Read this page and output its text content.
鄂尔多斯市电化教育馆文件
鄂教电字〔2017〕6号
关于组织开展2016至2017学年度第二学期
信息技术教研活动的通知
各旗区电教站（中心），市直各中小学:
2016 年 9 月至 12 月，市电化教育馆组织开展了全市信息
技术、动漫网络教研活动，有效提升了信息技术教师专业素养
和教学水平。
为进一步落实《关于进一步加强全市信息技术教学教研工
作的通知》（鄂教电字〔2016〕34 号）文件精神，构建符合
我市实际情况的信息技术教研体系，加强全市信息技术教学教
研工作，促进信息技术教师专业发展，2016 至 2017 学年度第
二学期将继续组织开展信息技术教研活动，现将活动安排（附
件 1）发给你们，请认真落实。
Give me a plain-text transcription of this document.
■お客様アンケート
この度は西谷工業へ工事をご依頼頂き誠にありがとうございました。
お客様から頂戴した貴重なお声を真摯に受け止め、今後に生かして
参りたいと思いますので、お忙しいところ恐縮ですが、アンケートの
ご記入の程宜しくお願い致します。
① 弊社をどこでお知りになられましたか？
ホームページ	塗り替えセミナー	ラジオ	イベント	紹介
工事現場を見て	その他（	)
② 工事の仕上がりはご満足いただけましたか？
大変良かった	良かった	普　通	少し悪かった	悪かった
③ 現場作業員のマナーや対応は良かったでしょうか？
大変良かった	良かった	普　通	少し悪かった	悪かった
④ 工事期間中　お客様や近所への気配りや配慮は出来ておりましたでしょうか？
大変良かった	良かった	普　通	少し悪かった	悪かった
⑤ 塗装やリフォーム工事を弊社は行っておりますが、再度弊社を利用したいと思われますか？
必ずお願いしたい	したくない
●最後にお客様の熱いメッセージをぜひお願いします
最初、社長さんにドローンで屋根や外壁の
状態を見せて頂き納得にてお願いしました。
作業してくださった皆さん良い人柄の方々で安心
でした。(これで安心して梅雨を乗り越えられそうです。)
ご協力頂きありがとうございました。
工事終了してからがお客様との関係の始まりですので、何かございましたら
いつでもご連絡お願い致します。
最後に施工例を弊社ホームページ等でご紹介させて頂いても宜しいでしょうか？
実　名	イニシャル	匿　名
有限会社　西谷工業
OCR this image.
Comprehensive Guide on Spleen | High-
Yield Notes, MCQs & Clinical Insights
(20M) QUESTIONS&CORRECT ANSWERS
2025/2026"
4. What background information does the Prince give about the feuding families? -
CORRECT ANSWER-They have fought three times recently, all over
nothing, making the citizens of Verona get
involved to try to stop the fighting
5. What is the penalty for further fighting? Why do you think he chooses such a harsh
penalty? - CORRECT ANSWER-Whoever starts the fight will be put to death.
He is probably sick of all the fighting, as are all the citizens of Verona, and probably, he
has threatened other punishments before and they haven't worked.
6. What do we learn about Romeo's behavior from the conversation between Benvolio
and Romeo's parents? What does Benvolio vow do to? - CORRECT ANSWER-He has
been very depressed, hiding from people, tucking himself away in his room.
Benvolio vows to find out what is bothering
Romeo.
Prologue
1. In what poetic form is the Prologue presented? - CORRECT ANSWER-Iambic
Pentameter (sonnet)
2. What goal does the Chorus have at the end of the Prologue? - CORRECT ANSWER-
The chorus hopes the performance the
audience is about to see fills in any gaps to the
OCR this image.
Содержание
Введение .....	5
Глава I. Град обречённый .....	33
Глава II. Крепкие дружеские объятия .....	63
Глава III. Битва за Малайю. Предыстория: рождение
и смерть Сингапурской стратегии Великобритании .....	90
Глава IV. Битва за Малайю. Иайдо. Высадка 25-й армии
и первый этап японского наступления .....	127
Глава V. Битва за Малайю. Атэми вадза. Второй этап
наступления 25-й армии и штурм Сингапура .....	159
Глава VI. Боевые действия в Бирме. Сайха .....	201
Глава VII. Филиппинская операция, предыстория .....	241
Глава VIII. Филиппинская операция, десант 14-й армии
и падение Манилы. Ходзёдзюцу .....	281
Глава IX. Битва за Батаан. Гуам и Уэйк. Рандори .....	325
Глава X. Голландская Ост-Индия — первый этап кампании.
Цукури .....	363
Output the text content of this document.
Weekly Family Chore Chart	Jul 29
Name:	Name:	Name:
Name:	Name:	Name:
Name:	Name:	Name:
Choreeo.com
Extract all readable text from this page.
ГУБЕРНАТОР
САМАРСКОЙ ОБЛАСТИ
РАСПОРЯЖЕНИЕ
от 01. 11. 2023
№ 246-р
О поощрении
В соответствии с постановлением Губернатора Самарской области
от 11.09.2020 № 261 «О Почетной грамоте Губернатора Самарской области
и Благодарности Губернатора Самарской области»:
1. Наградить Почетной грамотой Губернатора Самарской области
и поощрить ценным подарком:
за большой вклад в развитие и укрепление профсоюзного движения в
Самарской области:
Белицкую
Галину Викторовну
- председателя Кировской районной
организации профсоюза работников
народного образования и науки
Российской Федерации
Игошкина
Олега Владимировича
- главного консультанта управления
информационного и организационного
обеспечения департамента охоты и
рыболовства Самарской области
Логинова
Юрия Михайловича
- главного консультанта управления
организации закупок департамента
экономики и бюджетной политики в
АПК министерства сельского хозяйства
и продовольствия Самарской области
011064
_ _ _
Note how many lines in the material hold the word "операция", and give that number with nothing added.

2